◆ YOUR OBJECTIVE: Among the records below, find each line that includes the string "VanDerLee" and copy it.

Rows from a dataset:
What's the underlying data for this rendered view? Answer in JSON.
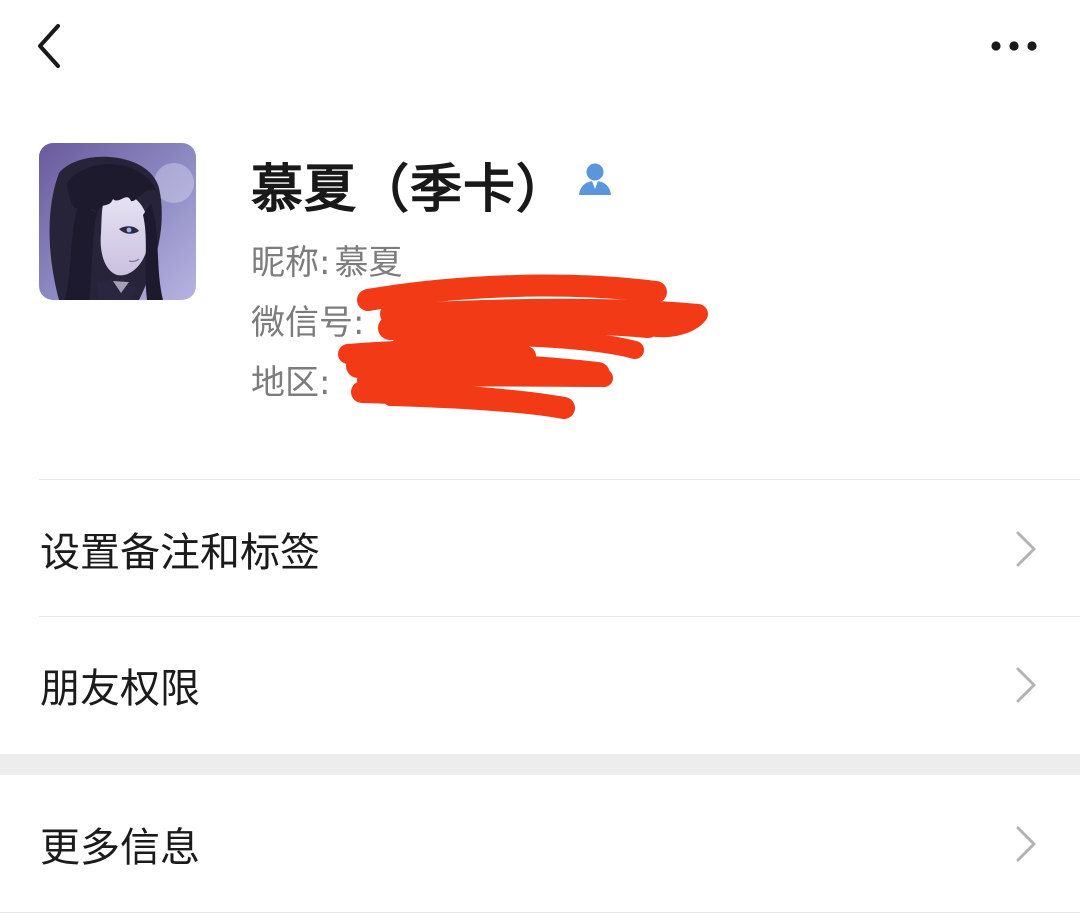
{
  "nav": {
    "back_icon": "chevron-left-icon",
    "more_icon": "more-horizontal-icon"
  },
  "profile": {
    "avatar": "anime-girl-avatar",
    "display_name": "慕夏（季卡）",
    "badge_icon": "contact-person-icon",
    "badge_color": "#5a96dc",
    "nickname_label": "昵称:",
    "nickname_value": "慕夏",
    "wechat_id_label": "微信号:",
    "region_label": "地区:",
    "redaction_color": "#f23a16"
  },
  "menu": {
    "items": [
      {
        "label": "设置备注和标签",
        "icon": "chevron-right-icon"
      },
      {
        "label": "朋友权限",
        "icon": "chevron-right-icon"
      },
      {
        "label": "更多信息",
        "icon": "chevron-right-icon"
      }
    ]
  }
}
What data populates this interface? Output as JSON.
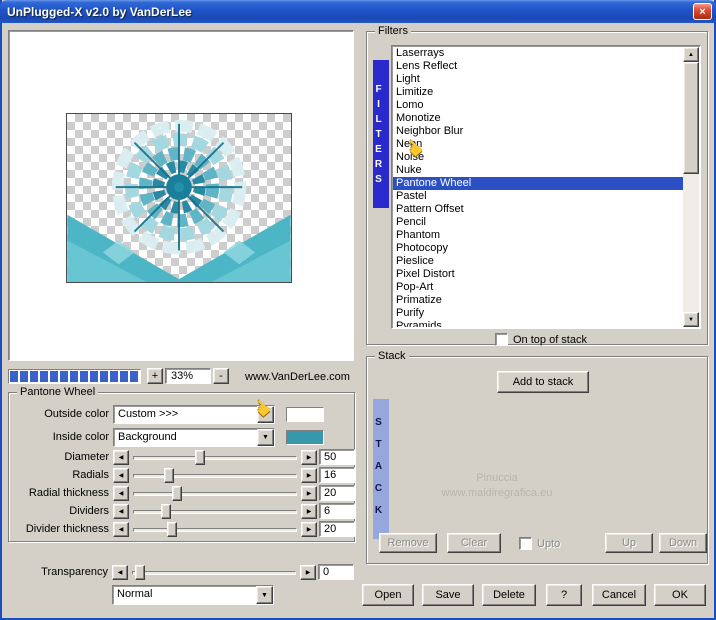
{
  "colors": {
    "selection": "#2B50C4",
    "filters_bar": "#2929CC",
    "stack_bar": "#96A7DE",
    "inside_swatch": "#3797AB",
    "outside_swatch": "#FFFFFF",
    "progress_fill": "#3A62C8"
  },
  "window": {
    "title": "UnPlugged-X v2.0 by VanDerLee"
  },
  "icons": {
    "close": "×",
    "hand": "☚",
    "combo_arrow": "▼",
    "scroll_up": "▲",
    "scroll_down": "▼",
    "slider_left": "◀",
    "slider_right": "▶"
  },
  "preview": {
    "zoom_in_label": "+",
    "zoom_out_label": "-",
    "zoom_value": "33%",
    "website": "www.VanDerLee.com"
  },
  "filters": {
    "group_label": "Filters",
    "vertical_label": "FILTERS",
    "items": [
      "Laserrays",
      "Lens Reflect",
      "Light",
      "Limitize",
      "Lomo",
      "Monotize",
      "Neighbor Blur",
      "Neon",
      "Noise",
      "Nuke",
      "Pantone Wheel",
      "Pastel",
      "Pattern Offset",
      "Pencil",
      "Phantom",
      "Photocopy",
      "Pieslice",
      "Pixel Distort",
      "Pop-Art",
      "Primatize",
      "Purify",
      "Pyramids"
    ],
    "selected_index": 10,
    "selected": "Pantone Wheel",
    "on_top_label": "On top of stack"
  },
  "settings": {
    "group_label": "Pantone Wheel",
    "outside_color_label": "Outside color",
    "outside_color_value": "Custom >>>",
    "inside_color_label": "Inside color",
    "inside_color_value": "Background",
    "sliders": [
      {
        "label": "Diameter",
        "value": "50",
        "pos": "38%"
      },
      {
        "label": "Radials",
        "value": "16",
        "pos": "19%"
      },
      {
        "label": "Radial thickness",
        "value": "20",
        "pos": "24%"
      },
      {
        "label": "Dividers",
        "value": "6",
        "pos": "17%"
      },
      {
        "label": "Divider thickness",
        "value": "20",
        "pos": "21%"
      }
    ],
    "transparency_label": "Transparency",
    "transparency_value": "0",
    "transparency_pos": "2%",
    "blend_mode": "Normal"
  },
  "stack": {
    "group_label": "Stack",
    "vertical_label": "STACK",
    "add_label": "Add to stack",
    "remove_label": "Remove",
    "clear_label": "Clear",
    "upto_label": "Upto",
    "up_label": "Up",
    "down_label": "Down",
    "watermark_line1": "Pinuccia",
    "watermark_line2": "www.maidiregrafica.eu"
  },
  "buttons": {
    "open": "Open",
    "save": "Save",
    "delete": "Delete",
    "help": "?",
    "cancel": "Cancel",
    "ok": "OK"
  }
}
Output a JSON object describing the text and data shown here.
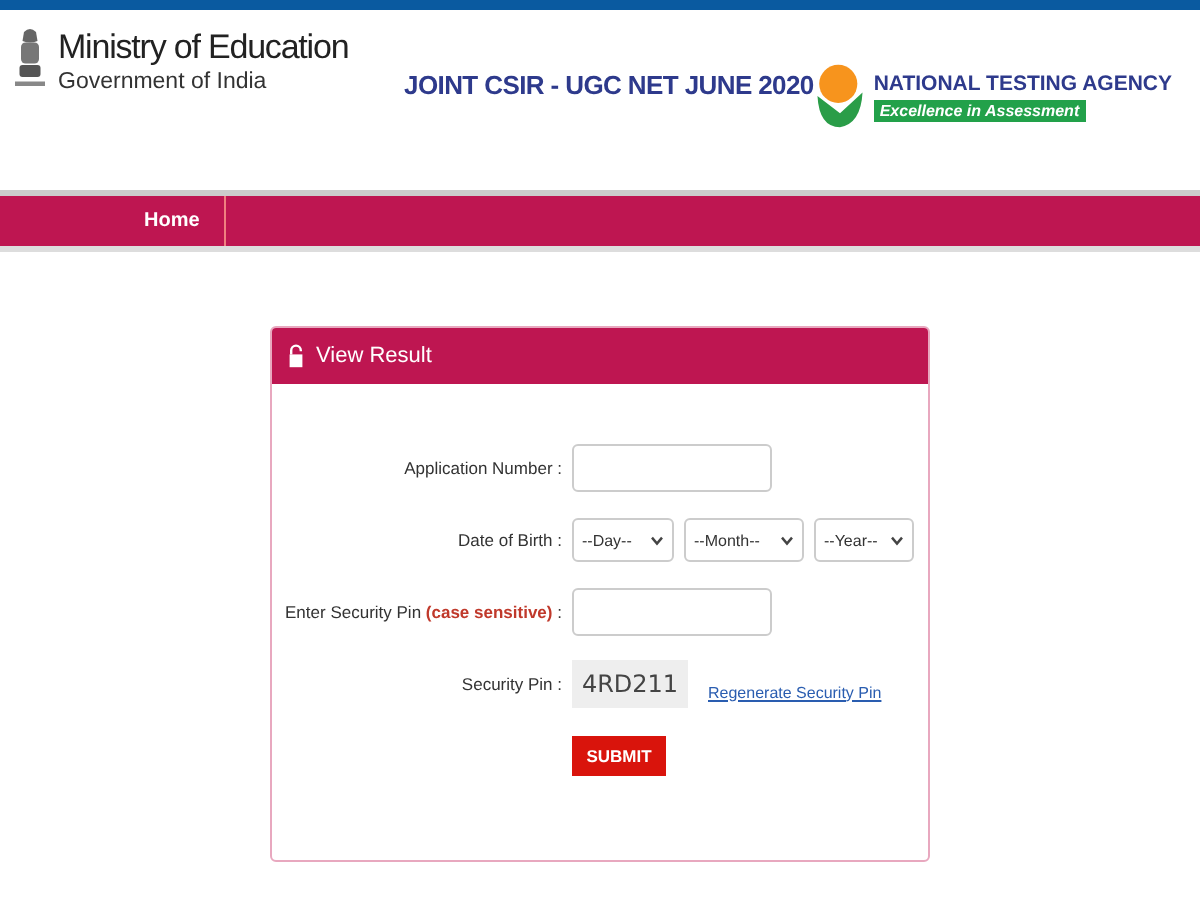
{
  "header": {
    "ministry": "Ministry of Education",
    "government": "Government of India",
    "exam_title": "JOINT CSIR - UGC NET JUNE 2020",
    "agency": "NATIONAL TESTING AGENCY",
    "agency_tagline": "Excellence in Assessment"
  },
  "nav": {
    "items": [
      {
        "label": "Home",
        "selected": true
      }
    ]
  },
  "form": {
    "title": "View Result",
    "application_label": "Application Number :",
    "dob_label": "Date of Birth :",
    "dob_selects": [
      "--Day--",
      "--Month--",
      "--Year--"
    ],
    "pin_label": "Enter Security Pin",
    "pin_label_note": "(case sensitive)",
    "pin_label_colon": ":",
    "captcha_label": "Security Pin :",
    "captcha": "4RD211",
    "regenerate": "Regenerate Security Pin",
    "submit": "SUBMIT"
  }
}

◆ THE RESPONSE:
    "title": "UnPlugged-X v2.0 by VanDerLee"
    "website": "www.VanDerLee.com"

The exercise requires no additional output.